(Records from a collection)

● ● ● ●

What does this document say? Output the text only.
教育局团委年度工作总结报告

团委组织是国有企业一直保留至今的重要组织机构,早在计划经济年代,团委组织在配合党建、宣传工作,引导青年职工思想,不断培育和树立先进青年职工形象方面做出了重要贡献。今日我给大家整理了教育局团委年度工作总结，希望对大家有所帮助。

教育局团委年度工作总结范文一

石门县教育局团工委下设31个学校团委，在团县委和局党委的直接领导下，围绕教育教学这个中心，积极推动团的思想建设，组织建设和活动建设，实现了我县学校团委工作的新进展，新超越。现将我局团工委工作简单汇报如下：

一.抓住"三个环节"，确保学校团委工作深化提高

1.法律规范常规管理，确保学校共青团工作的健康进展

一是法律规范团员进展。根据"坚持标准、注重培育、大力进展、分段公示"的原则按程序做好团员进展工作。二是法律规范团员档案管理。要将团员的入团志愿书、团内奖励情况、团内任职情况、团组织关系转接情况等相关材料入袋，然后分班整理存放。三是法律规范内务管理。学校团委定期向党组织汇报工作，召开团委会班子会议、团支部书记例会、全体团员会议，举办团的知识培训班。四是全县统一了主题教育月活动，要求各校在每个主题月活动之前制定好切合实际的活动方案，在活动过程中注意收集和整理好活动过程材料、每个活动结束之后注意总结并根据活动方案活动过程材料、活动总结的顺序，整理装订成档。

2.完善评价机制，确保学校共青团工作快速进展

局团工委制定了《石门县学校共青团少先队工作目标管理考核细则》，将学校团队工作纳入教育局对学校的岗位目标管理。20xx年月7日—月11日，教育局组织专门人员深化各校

● ● ● ●

SHORT PROBLEM | Repeat all entries. Match them exactly.

ANSWER IN FULL |
What does this document say? Output the text only.
教育局团委年度工作总结报告

团委组织是国有企业一直保留至今的重要组织机构,早在计划经济年代,团委组织在配合党建、宣传工作,引导青年职工思想,不断培育和树立先进青年职工形象方面做出了重要贡献。今日我给大家整理了教育局团委年度工作总结，希望对大家有所帮助。

教育局团委年度工作总结范文一

石门县教育局团工委下设31个学校团委，在团县委和局党委的直接领导下，围绕教育教学这个中心，积极推动团的思想建设，组织建设和活动建设，实现了我县学校团委工作的新进展，新超越。现将我局团工委工作简单汇报如下：

一.抓住"三个环节"，确保学校团委工作深化提高

1.法律规范常规管理，确保学校共青团工作的健康进展

一是法律规范团员进展。根据"坚持标准、注重培育、大力进展、分段公示"的原则按程序做好团员进展工作。二是法律规范团员档案管理。要将团员的入团志愿书、团内奖励情况、团内任职情况、团组织关系转接情况等相关材料入袋，然后分班整理存放。三是法律规范内务管理。学校团委定期向党组织汇报工作，召开团委会班子会议、团支部书记例会、全体团员会议，举办团的知识培训班。四是全县统一了主题教育月活动，要求各校在每个主题月活动之前制定好切合实际的活动方案，在活动过程中注意收集和整理好活动过程材料、每个活动结束之后注意总结并根据活动方案活动过程材料、活动总结的顺序，整理装订成档。

2.完善评价机制，确保学校共青团工作快速进展

局团工委制定了《石门县学校共青团少先队工作目标管理考核细则》，将学校团队工作纳入教育局对学校的岗位目标管理。20xx年月7日—月11日，教育局组织专门人员深化各校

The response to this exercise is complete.